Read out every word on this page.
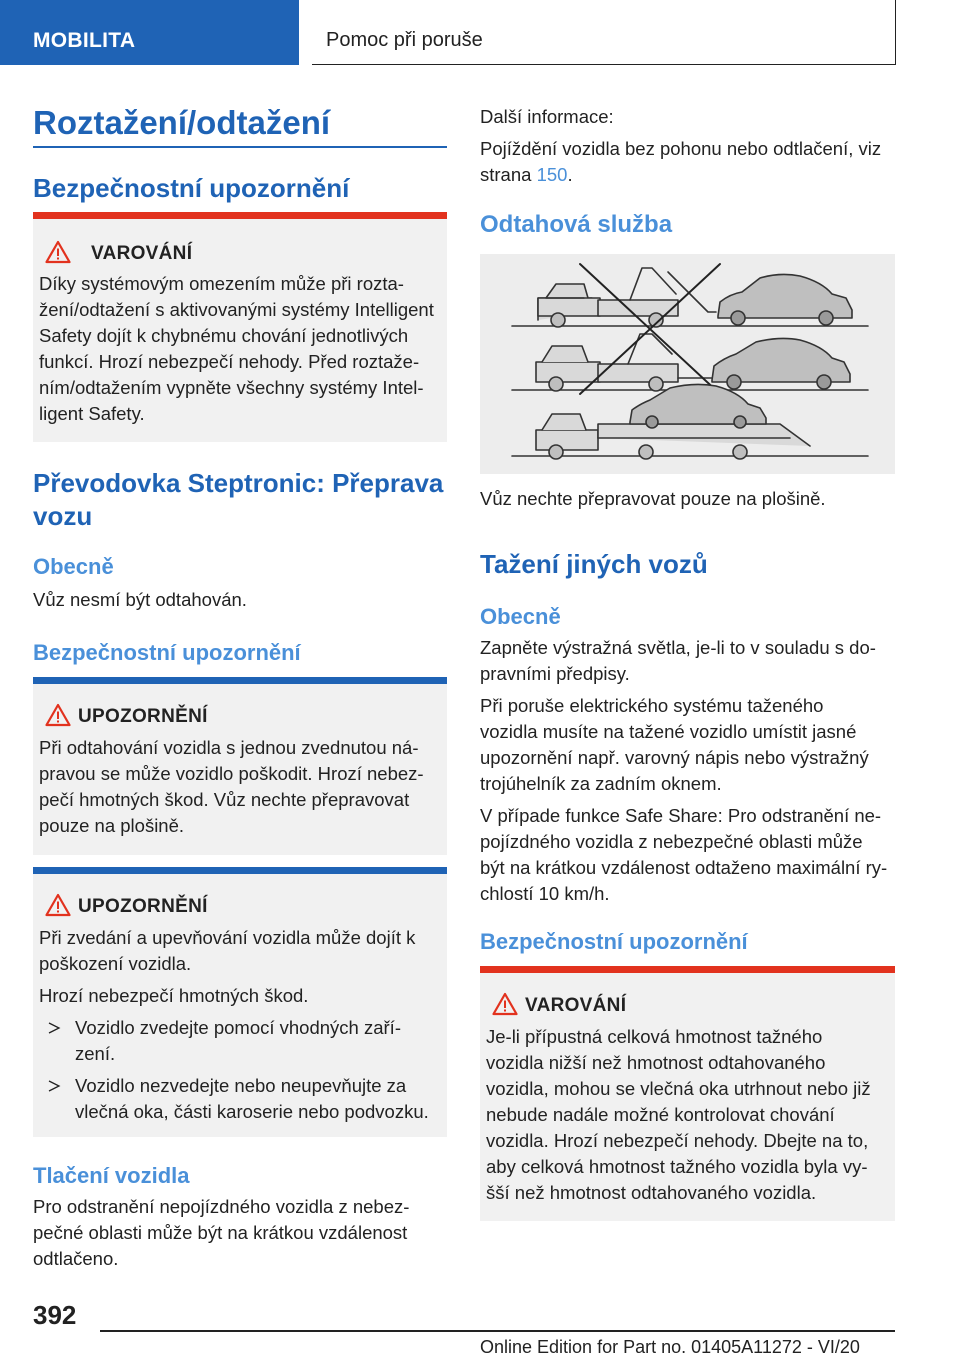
MOBILITA	Pomoc při poruše
Roztažení/odtažení
Bezpečnostní upozornění
VAROVÁNÍ
Díky systémovým omezením může při rozta-
žení/odtažení s aktivovanými systémy Intelligent
Safety dojít k chybnému chování jednotlivých
funkcí. Hrozí nebezpečí nehody. Před roztaže-
ním/odtažením vypněte všechny systémy Intel-
ligent Safety.
Převodovka Steptronic: Přeprava
vozu
Obecně
Vůz nesmí být odtahován.
Bezpečnostní upozornění
UPOZORNĚNÍ
Při odtahování vozidla s jednou zvednutou ná-
pravou se může vozidlo poškodit. Hrozí nebez-
pečí hmotných škod. Vůz nechte přepravovat
pouze na plošině.
UPOZORNĚNÍ
Při zvedání a upevňování vozidla může dojít k
poškození vozidla.
Hrozí nebezpečí hmotných škod.
Vozidlo zvedejte pomocí vhodných zaří-
zení.
Vozidlo nezvedejte nebo neupevňujte za
vlečná oka, části karoserie nebo podvozku.
Tlačení vozidla
Pro odstranění nepojízdného vozidla z nebez-
pečné oblasti může být na krátkou vzdálenost
odtlačeno.
Další informace:
Pojíždění vozidla bez pohonu nebo odtlačení, viz
strana 150.
Odtahová služba
Vůz nechte přepravovat pouze na plošině.
Tažení jiných vozů
Obecně
Zapněte výstražná světla, je-li to v souladu s do-
pravními předpisy.
Při poruše elektrického systému taženého
vozidla musíte na tažené vozidlo umístit jasné
upozornění např. varovný nápis nebo výstražný
trojúhelník za zadním oknem.
V případe funkce Safe Share: Pro odstranění ne-
pojízdného vozidla z nebezpečné oblasti může
být na krátkou vzdálenost odtaženo maximální ry-
chlostí 10 km/h.
Bezpečnostní upozornění
VAROVÁNÍ
Je-li přípustná celková hmotnost tažného
vozidla nižší než hmotnost odtahovaného
vozidla, mohou se vlečná oka utrhnout nebo již
nebude nadále možné kontrolovat chování
vozidla. Hrozí nebezpečí nehody. Dbejte na to,
aby celková hmotnost tažného vozidla byla vy-
šší než hmotnost odtahovaného vozidla.
392
Online Edition for Part no. 01405A11272 - VI/20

▶ [Problem description]:
All of the data needs repeating exactly, but the pictures do not.

▶ [Worked solution]:
Read out every word on this page.
MOBILITA	Pomoc při poruše
Roztažení/odtažení
Bezpečnostní upozornění
VAROVÁNÍ
Díky systémovým omezením může při rozta-
žení/odtažení s aktivovanými systémy Intelligent
Safety dojít k chybnému chování jednotlivých
funkcí. Hrozí nebezpečí nehody. Před roztaže-
ním/odtažením vypněte všechny systémy Intel-
ligent Safety.
Převodovka Steptronic: Přeprava
vozu
Obecně
Vůz nesmí být odtahován.
Bezpečnostní upozornění
UPOZORNĚNÍ
Při odtahování vozidla s jednou zvednutou ná-
pravou se může vozidlo poškodit. Hrozí nebez-
pečí hmotných škod. Vůz nechte přepravovat
pouze na plošině.
UPOZORNĚNÍ
Při zvedání a upevňování vozidla může dojít k
poškození vozidla.
Hrozí nebezpečí hmotných škod.
Vozidlo zvedejte pomocí vhodných zaří-
zení.
Vozidlo nezvedejte nebo neupevňujte za
vlečná oka, části karoserie nebo podvozku.
Tlačení vozidla
Pro odstranění nepojízdného vozidla z nebez-
pečné oblasti může být na krátkou vzdálenost
odtlačeno.
Další informace:
Pojíždění vozidla bez pohonu nebo odtlačení, viz
strana 150.
Odtahová služba
Vůz nechte přepravovat pouze na plošině.
Tažení jiných vozů
Obecně
Zapněte výstražná světla, je-li to v souladu s do-
pravními předpisy.
Při poruše elektrického systému taženého
vozidla musíte na tažené vozidlo umístit jasné
upozornění např. varovný nápis nebo výstražný
trojúhelník za zadním oknem.
V případe funkce Safe Share: Pro odstranění ne-
pojízdného vozidla z nebezpečné oblasti může
být na krátkou vzdálenost odtaženo maximální ry-
chlostí 10 km/h.
Bezpečnostní upozornění
VAROVÁNÍ
Je-li přípustná celková hmotnost tažného
vozidla nižší než hmotnost odtahovaného
vozidla, mohou se vlečná oka utrhnout nebo již
nebude nadále možné kontrolovat chování
vozidla. Hrozí nebezpečí nehody. Dbejte na to,
aby celková hmotnost tažného vozidla byla vy-
šší než hmotnost odtahovaného vozidla.
392
Online Edition for Part no. 01405A11272 - VI/20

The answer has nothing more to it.